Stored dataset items
┄┄┄┄┄┄┄┄┄┄

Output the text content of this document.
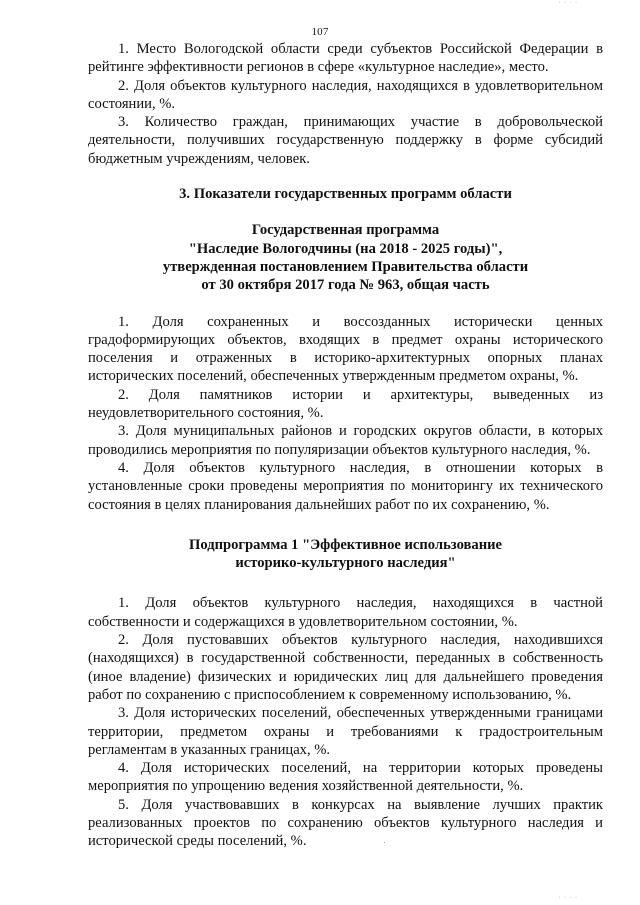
· · · ·
107

1. Место Вологодской области среди субъектов Российской Федерации в рейтинге эффективности регионов в сфере «культурное наследие», место.

2. Доля объектов культурного наследия, находящихся в удовлетворительном состоянии, %.

3. Количество граждан, принимающих участие в добровольческой деятельности, получивших государственную поддержку в форме субсидий бюджетным учреждениям, человек.

3. Показатели государственных программ области

Государственная программа
"Наследие Вологодчины (на 2018 - 2025 годы)",
утвержденная постановлением Правительства области
от 30 октября 2017 года № 963, общая часть

1. Доля сохраненных и воссозданных исторически ценных градоформирующих объектов, входящих в предмет охраны исторического поселения и отраженных в историко-архитектурных опорных планах исторических поселений, обеспеченных утвержденным предметом охраны, %.

2. Доля памятников истории и архитектуры, выведенных из неудовлетворительного состояния, %.

3. Доля муниципальных районов и городских округов области, в которых проводились мероприятия по популяризации объектов культурного наследия, %.

4. Доля объектов культурного наследия, в отношении которых в установленные сроки проведены мероприятия по мониторингу их технического состояния в целях планирования дальнейших работ по их сохранению, %.

Подпрограмма 1 "Эффективное использование
историко-культурного наследия"

1. Доля объектов культурного наследия, находящихся в частной собственности и содержащихся в удовлетворительном состоянии, %.

2. Доля пустовавших объектов культурного наследия, находившихся (находящихся) в государственной собственности, переданных в собственность (иное владение) физических и юридических лиц для дальнейшего проведения работ по сохранению с приспособлением к современному использованию, %.

3. Доля исторических поселений, обеспеченных утвержденными границами территории, предметом охраны и требованиями к градостроительным регламентам в указанных границах, %.

4. Доля исторических поселений, на территории которых проведены мероприятия по упрощению ведения хозяйственной деятельности, %.

5. Доля участвовавших в конкурсах на выявление лучших практик реализованных проектов по сохранению объектов культурного наследия и исторической среды поселений, %.

· · · ·
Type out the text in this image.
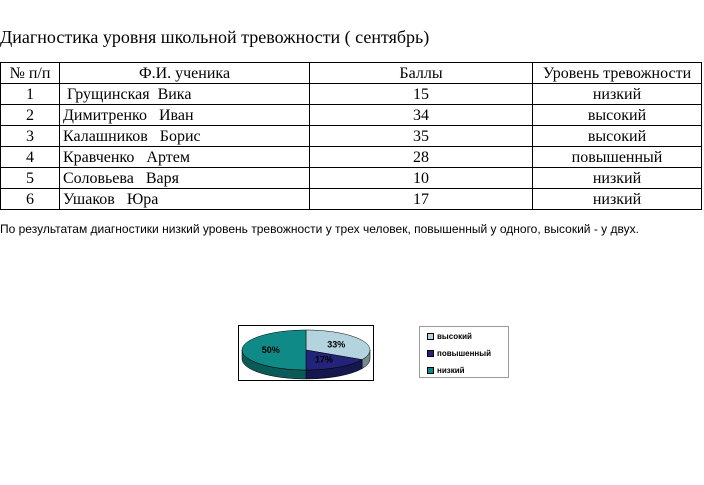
Диагностика уровня школьной тревожности ( сентябрь)
№ п/п	Ф.И. ученика	Баллы	Уровень тревожности
1	Грущинская  Вика	15	низкий
2	Димитренко   Иван	34	высокий
3	Калашников   Борис	35	высокий
4	Кравченко   Артем	28	повышенный
5	Соловьева   Варя	10	низкий
6	Ушаков   Юра	17	низкий
По результатам диагностики низкий уровень тревожности у трех человек, повышенный у одного, высокий - у двух.
33%
17%
50%
высокий
повышенный
низкий
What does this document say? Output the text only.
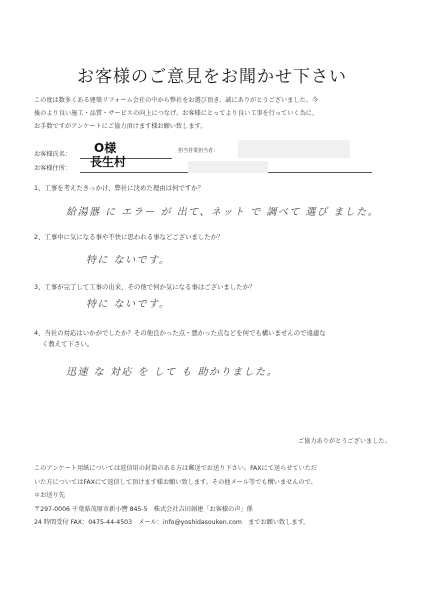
お客様のご意見をお聞かせ下さい
この度は数多くある建築リフォーム会社の中から弊社をお選び頂き、誠にありがとうございました。今
後のより良い施工・品質・サービスの向上につなげ、お客様にとってより良い工事を行っていく為に、
お手数ですがアンケートにご協力頂けます様お願い致します。
お客様氏名： O様	担当営業担当者：
お客様住所： 長生村
1、工事を考えたきっかけ、弊社に決めた理由は何ですか？
給湯器 に エラー が 出て、ネット で 調べて 選び ました。
2、工事中に気になる事や不快に思われる事などございましたか？
特に ないです。
3、工事が完了して工事の出来、その他で何か気になる事はございましたか？
特に ないです。
4、当社の対応はいかがでしたか？その他良かった点・悪かった点などを何でも構いませんので遠慮な
く教えて下さい。
迅速 な 対応 を して も 助かりました。
ご協力ありがとうございました。
このアンケート用紙については返信用の封筒のある方は郵送でお送り下さい。FAXにて送らせていただ
いた方についてはFAXにて返信して頂けます様お願い致します。その他メール等でも構いませんので、
＊お送り先
〒297-0006 千葉県茂原市新小轡 845-5　株式会社吉田創建「お客様の声」係
24 時間受付 FAX：0475-44-4503　メール：info@yoshidasouken.com　までお願い致します。
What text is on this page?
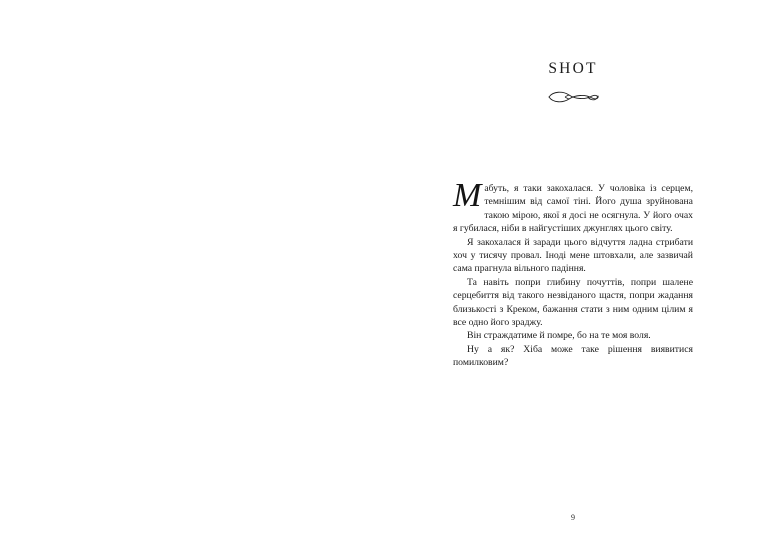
SHOT

Мабуть, я таки закохалася. У чоловіка із серцем, темнішим від самої тіні. Його душа зруйнована такою мірою, якої я досі не осягнула. У його очах я губилася, ніби в найгустіших джунглях цього світу.

Я закохалася й заради цього відчуття ладна стрибати хоч у тисячу провал. Іноді мене штовхали, але зазвичай сама прагнула вільного падіння.

Та навіть попри глибину почуттів, попри шалене серцебиття від такого незвіданого щастя, попри жадання близькості з Креком, бажання стати з ним одним цілим я все одно його зраджу.

Він страждатиме й помре, бо на те моя воля.

Ну а як? Хіба може таке рішення виявитися помилковим?

9
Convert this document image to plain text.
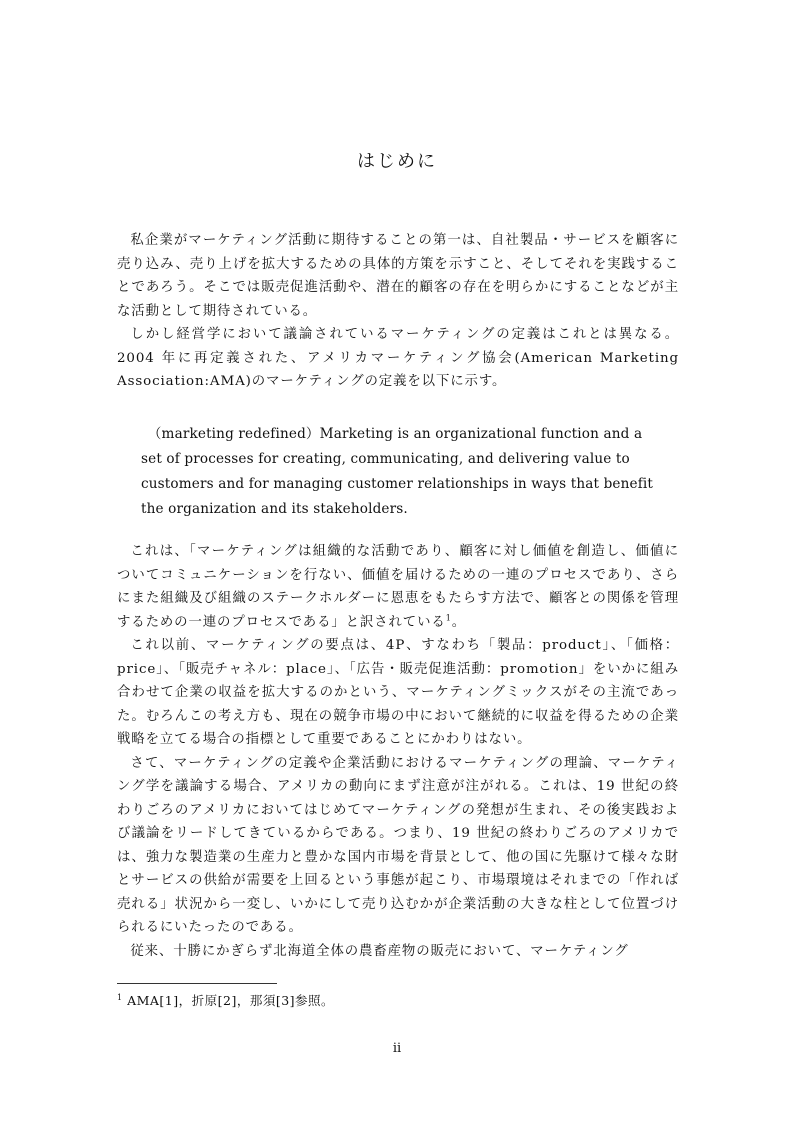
はじめに

私企業がマーケティング活動に期待することの第一は、自社製品・サービスを顧客に売り込み、売り上げを拡大するための具体的方策を示すこと、そしてそれを実践することであろう。そこでは販売促進活動や、潜在的顧客の存在を明らかにすることなどが主な活動として期待されている。

しかし経営学において議論されているマーケティングの定義はこれとは異なる。2004 年に再定義された、アメリカマーケティング協会(American Marketing Association:AMA)のマーケティングの定義を以下に示す。

（marketing redefined）Marketing is an organizational function and a set of processes for creating, communicating, and delivering value to customers and for managing customer relationships in ways that benefit the organization and its stakeholders.

これは、「マーケティングは組織的な活動であり、顧客に対し価値を創造し、価値についてコミュニケーションを行ない、価値を届けるための一連のプロセスであり、さらにまた組織及び組織のステークホルダーに恩恵をもたらす方法で、顧客との関係を管理するための一連のプロセスである」と訳されている$^1$。

これ以前、マーケティングの要点は、4P、すなわち「製品：product」、「価格：price」、「販売チャネル：place」、「広告・販売促進活動：promotion」をいかに組み合わせて企業の収益を拡大するのかという、マーケティングミックスがその主流であった。むろんこの考え方も、現在の競争市場の中において継続的に収益を得るための企業戦略を立てる場合の指標として重要であることにかわりはない。

さて、マーケティングの定義や企業活動におけるマーケティングの理論、マーケティング学を議論する場合、アメリカの動向にまず注意が注がれる。これは、19 世紀の終わりごろのアメリカにおいてはじめてマーケティングの発想が生まれ、その後実践および議論をリードしてきているからである。つまり、19 世紀の終わりごろのアメリカでは、強力な製造業の生産力と豊かな国内市場を背景として、他の国に先駆けて様々な財とサービスの供給が需要を上回るという事態が起こり、市場環境はそれまでの「作れば売れる」状況から一変し、いかにして売り込むかが企業活動の大きな柱として位置づけられるにいたったのである。

従来、十勝にかぎらず北海道全体の農畜産物の販売において、マーケティング

$^1$ AMA[1]，折原[2]，那須[3]参照。
ii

┄┄┄┄┄┄┄┄┄┄

DIRECTIONS:
Check every line of the data, and copy the ones that contain "закохалася".

TASK RESPONSE:
Мабуть, я таки закохалася. У чоловіка із серцем, темнішим від самої тіні. Його душа зруйнована такою мірою, якої я досі не осягнула. У його очах я губилася, ніби в найгустіших джунглях цього світу.
Я закохалася й заради цього відчуття ладна стрибати хоч у тисячу провал. Іноді мене штовхали, але зазвичай сама прагнула вільного падіння.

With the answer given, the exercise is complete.